----- EXERCISE INPUT -----
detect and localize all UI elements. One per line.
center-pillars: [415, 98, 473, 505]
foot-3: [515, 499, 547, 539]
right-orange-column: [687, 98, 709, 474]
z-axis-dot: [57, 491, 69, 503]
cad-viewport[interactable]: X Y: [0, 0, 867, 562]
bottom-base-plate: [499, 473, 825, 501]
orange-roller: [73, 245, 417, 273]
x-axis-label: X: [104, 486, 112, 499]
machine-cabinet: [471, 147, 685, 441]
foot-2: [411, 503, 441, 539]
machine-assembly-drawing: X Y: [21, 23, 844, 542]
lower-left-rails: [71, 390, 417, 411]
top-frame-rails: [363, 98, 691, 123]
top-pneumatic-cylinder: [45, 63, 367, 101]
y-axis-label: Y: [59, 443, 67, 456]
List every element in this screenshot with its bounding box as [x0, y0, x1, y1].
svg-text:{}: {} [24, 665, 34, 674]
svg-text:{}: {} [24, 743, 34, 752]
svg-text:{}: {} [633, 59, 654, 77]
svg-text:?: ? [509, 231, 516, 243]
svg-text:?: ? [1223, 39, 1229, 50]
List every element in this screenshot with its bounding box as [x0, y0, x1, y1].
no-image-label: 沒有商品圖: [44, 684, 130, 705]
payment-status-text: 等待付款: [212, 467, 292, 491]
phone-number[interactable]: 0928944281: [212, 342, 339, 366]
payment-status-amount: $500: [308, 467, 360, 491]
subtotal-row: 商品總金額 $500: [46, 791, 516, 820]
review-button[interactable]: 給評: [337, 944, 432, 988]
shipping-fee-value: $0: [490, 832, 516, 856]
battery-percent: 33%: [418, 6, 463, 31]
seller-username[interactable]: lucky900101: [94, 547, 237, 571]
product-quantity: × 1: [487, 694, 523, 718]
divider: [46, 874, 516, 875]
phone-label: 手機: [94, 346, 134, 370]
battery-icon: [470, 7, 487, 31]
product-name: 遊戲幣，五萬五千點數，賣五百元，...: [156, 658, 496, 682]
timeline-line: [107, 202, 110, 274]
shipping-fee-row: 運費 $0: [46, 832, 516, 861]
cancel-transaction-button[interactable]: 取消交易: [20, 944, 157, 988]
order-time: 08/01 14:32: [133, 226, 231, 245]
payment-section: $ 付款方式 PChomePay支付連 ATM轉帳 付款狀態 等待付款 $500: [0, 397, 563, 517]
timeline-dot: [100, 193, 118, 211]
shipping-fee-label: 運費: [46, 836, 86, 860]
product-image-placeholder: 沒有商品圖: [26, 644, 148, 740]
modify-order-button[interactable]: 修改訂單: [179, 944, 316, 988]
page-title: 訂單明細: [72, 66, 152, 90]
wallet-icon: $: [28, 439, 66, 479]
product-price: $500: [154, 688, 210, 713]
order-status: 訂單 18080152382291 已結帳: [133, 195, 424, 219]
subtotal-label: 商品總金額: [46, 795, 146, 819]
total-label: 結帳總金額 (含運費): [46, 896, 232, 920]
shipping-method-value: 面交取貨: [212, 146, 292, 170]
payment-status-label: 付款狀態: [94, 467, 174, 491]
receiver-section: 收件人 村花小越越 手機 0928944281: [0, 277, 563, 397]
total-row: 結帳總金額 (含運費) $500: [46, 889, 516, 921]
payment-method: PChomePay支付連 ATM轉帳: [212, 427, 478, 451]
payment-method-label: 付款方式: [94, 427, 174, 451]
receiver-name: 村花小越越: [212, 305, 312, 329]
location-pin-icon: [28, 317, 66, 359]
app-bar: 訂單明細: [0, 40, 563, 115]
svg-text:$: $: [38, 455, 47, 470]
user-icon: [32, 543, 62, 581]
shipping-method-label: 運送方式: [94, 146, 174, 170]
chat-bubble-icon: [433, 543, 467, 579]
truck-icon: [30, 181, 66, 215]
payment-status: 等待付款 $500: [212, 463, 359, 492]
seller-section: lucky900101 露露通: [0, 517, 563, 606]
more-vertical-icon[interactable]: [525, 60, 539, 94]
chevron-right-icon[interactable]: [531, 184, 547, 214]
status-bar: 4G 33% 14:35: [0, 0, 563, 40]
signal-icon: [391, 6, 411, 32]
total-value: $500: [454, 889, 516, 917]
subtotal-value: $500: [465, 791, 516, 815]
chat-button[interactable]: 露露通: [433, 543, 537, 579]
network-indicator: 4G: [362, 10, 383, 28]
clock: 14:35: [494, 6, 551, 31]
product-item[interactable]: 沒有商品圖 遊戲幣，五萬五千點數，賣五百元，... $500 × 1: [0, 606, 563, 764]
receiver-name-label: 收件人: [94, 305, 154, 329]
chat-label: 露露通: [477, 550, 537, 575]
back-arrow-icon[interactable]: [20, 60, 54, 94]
-----
WHAT YOU HAVE TO DO:
Reproduce the material from its beginning up to and including the line containing "cad-viewport[interactable]: X Y: [0, 0, 867, 562]", substituting "central-pillars" for "center-pillars" and leaving everything else unchanged.

RESULT OF THE TASK:
detect and localize all UI elements. One per line.
central-pillars: [415, 98, 473, 505]
foot-3: [515, 499, 547, 539]
right-orange-column: [687, 98, 709, 474]
z-axis-dot: [57, 491, 69, 503]
cad-viewport[interactable]: X Y: [0, 0, 867, 562]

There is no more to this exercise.